═══ Excerpt ═══

Later I looked out and two couples (one the president) were standing down there. Apparently, they'd come to an agreement with the family not to proceed until it could be brought to the association meeting this month. We had missed our Friday night date, so I invited the two couples to go to the Rusty Bucket with us and to stop by after the restaurant for blueberry pie which I'd just taken out of the oven after my walk.

When I made the pie I was using the first decently priced blueberries I'd seen this spring--2 pints for $4.00. But you do get what you pay for and they were a bit scrawny and I must have pulled off 20-30 stems and thrown out some squished berries. So when I sprinkled them with Splenda, flour and cinnamon, they looked a bit shy of a full pie. So I looked in the frig and found some strawberries about a week past prime, sliced them up and tossed them in with the blueberries, although not sure how that would turn out. Actually, if I hadn't announced to my four guests last night that there were strawberries in the blueberry pie, they would have never known, because they just turned purple and blended right in. So if you're ever a little short, think cabbage with the broccoli and strawberries with the blueberries.

═══

Retype the stretch of the blueberry pie passage from "Later I looked" through "after my walk.". The listing that follows comes from a separate source, unrelated to the blueberry pie passage.

═══ Information shown ═══

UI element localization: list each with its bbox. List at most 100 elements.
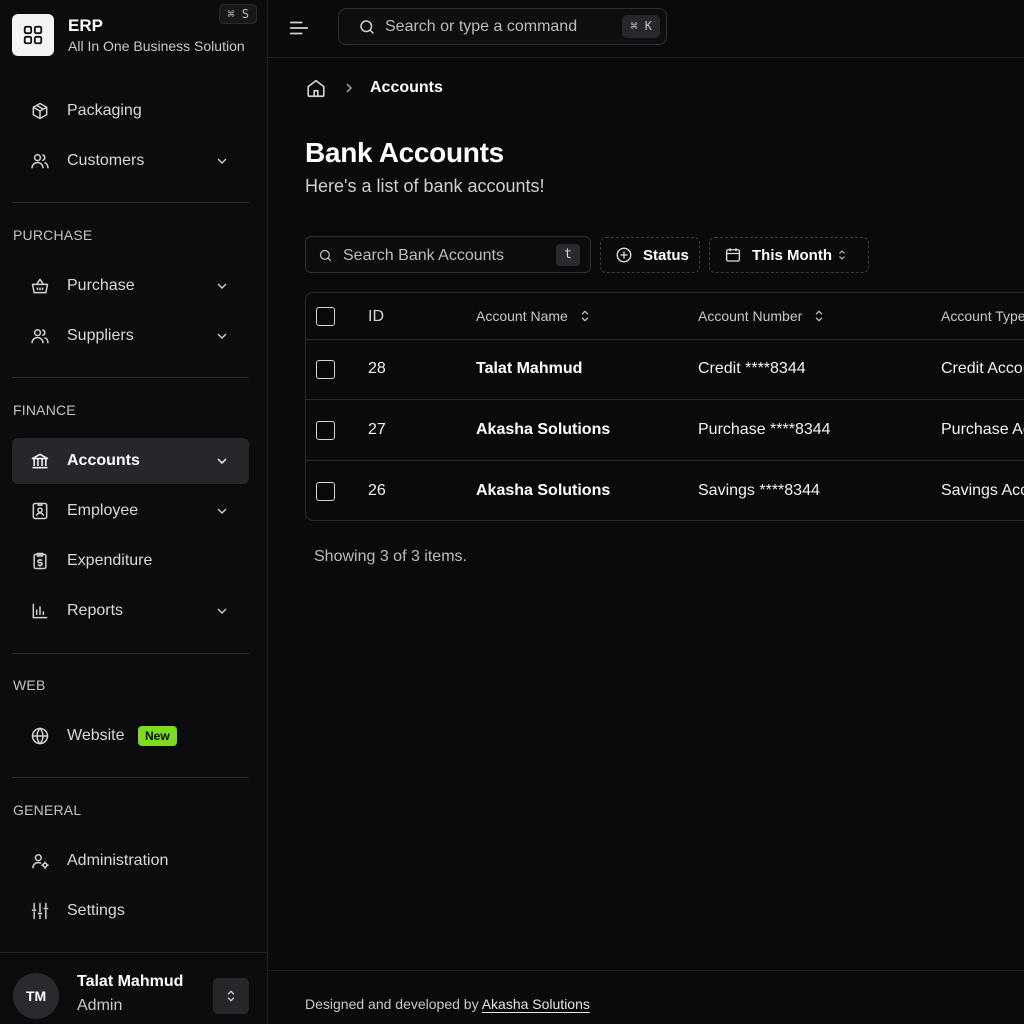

═══

- _Finished task_:
Later I looked out and two couples (one the president) were standing down there. Apparently, they'd come to an agreement with the family not to proceed until it could be brought to the association meeting this month. We had missed our Friday night date, so I invited the two couples to go to the Rusty Bucket with us and to stop by after the restaurant for blueberry pie which I'd just taken out of the oven after my walk.